──────── Trecho apresentado

O plenário do Supremo Tribunal Federal (STF) começa a julgar, na sexta-feira (8/5), o referendo da decisão que autorizou o Governo do Distrito Federal (GDF) a usar bens para socorrer o Banco de Brasília (BRB).
Os ministros deliberarão, em plenário virtual, entre os dias 8 e 15 de maio, sobre a decisão do presidente da Corte, ministro Edson Fachin. O magistrado acolheu pedido do GDF para suspender os efeitos da liminar que paralisava a aplicação da Lei Distrital nº 7.845/2026.
Em conversa com jornalistas, na última segunda-feira (4/5), o ministro salientou que decidiu sobre o caso para evitar danos irreversíveis à instituição.
“Eu entendi que esperar 5, 10, 15 dias [para distribuir o processo] poderia trazer danos irreversíveis, não apenas ao banco, mas aos correntistas, investidores legítimos do banco. Em casos como esse, tomei a decisão e submeti ao referendo”, disse.
A lei foi aprovada para permitir que o BRB tente vender imóveis em meio ao negócio de compra de carteiras consideradas fraudulentas do Banco Master. O caso é investigado no STF sob relatoria do ministro André Mendonça.
PGR
O julgamento ocorrerá com mais um elemento: a manifestação da Procuradoria-Geral da República (PGR), que se posicionou contra a liberação dos trechos da lei que permitem ao Banco de Brasília (BRB) usar bens públicos para reforçar seu patrimônio.
O procurador-geral da República, Paulo Gonet, defendeu a manutenção da suspensão da norma por risco ao patrimônio público e ao meio ambiente.
O PGR acompanhou os argumentos apresentados pelo Ministério Público do Distrito Federal e Territórios (MPDFT), que questiona a lei. Para o órgão, a norma permite a alienação de bens públicos sem observância das exigências legais, com risco ao patrimônio público e ao meio ambiente.

────────────────
──────── Amostra de dados

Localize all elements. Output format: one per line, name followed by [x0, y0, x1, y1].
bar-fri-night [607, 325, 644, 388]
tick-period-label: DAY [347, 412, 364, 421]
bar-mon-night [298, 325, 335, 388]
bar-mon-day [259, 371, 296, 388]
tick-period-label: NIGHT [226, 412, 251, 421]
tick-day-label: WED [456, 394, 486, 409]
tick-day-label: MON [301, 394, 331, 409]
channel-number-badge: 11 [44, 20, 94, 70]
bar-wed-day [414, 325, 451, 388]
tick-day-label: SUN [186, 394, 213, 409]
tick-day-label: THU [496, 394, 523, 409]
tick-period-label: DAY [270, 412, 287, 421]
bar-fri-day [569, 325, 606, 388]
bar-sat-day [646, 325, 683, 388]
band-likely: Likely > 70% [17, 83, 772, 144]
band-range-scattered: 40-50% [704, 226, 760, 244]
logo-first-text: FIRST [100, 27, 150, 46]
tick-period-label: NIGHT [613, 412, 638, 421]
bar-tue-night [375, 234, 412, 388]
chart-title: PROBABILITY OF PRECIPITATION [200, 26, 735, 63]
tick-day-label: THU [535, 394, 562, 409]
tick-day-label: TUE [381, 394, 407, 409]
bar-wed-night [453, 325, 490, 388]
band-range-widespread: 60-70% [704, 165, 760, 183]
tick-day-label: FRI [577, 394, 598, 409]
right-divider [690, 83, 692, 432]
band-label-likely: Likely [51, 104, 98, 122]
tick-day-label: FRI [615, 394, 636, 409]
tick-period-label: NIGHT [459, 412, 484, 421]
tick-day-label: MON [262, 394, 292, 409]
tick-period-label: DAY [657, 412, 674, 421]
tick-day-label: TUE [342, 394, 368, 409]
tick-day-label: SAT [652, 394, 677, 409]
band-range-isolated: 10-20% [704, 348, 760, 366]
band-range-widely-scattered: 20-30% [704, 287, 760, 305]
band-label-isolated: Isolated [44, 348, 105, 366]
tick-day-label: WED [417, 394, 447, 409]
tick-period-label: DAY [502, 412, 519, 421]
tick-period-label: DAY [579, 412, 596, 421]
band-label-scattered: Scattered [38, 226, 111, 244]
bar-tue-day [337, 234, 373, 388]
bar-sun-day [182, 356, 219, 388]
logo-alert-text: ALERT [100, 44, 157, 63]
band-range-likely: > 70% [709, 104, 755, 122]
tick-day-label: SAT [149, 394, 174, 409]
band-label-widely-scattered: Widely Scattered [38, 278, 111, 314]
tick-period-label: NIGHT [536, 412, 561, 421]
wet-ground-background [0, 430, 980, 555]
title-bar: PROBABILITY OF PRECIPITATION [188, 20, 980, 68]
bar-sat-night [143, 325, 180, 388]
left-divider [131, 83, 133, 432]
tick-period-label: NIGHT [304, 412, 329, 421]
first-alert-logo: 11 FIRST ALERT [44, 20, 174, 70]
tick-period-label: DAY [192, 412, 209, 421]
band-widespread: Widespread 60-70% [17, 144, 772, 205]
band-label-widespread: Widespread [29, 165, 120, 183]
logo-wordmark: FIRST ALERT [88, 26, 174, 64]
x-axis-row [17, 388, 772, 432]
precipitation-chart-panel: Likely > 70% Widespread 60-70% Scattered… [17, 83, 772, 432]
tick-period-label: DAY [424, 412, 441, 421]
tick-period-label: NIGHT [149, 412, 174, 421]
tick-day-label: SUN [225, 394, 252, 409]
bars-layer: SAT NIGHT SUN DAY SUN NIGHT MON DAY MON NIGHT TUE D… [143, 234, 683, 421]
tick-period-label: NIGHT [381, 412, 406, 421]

────────────────

### Conjunto de tarefas
A: Edite a parte do trecho apresentado começando em "A lei foi aprovada" e seguindo até "com risco ao patrimônio público e ao meio ambiente.", trocando "alienação" por "venda", e escreva o resultado.
B: Segundo o trecho apresentado, entre quais dias os ministros deliberarão em plenário virtual?
C: Relacione todas as siglas que aparecem no trecho apresentado.

### Respostas
A:
A lei foi aprovada para permitir que o BRB tente vender imóveis em meio ao negócio de compra de carteiras consideradas fraudulentas do Banco Master. O caso é investigado no STF sob relatoria do ministro André Mendonça.
PGR
O julgamento ocorrerá com mais um elemento: a manifestação da Procuradoria-Geral da República (PGR), que se posicionou contra a liberação dos trechos da lei que permitem ao Banco de Brasília (BRB) usar bens públicos para reforçar seu patrimônio.
O procurador-geral da República, Paulo Gonet, defendeu a manutenção da suspensão da norma por risco ao patrimônio público e ao meio ambiente.
O PGR acompanhou os argumentos apresentados pelo Ministério Público do Distrito Federal e Territórios (MPDFT), que questiona a lei. Para o órgão, a norma permite a venda de bens públicos sem observância das exigências legais, com risco ao patrimônio público e ao meio ambiente.

B: Entre os dias 8 e 15 de maio.

C: STF, GDF, BRB, PGR, MPDFT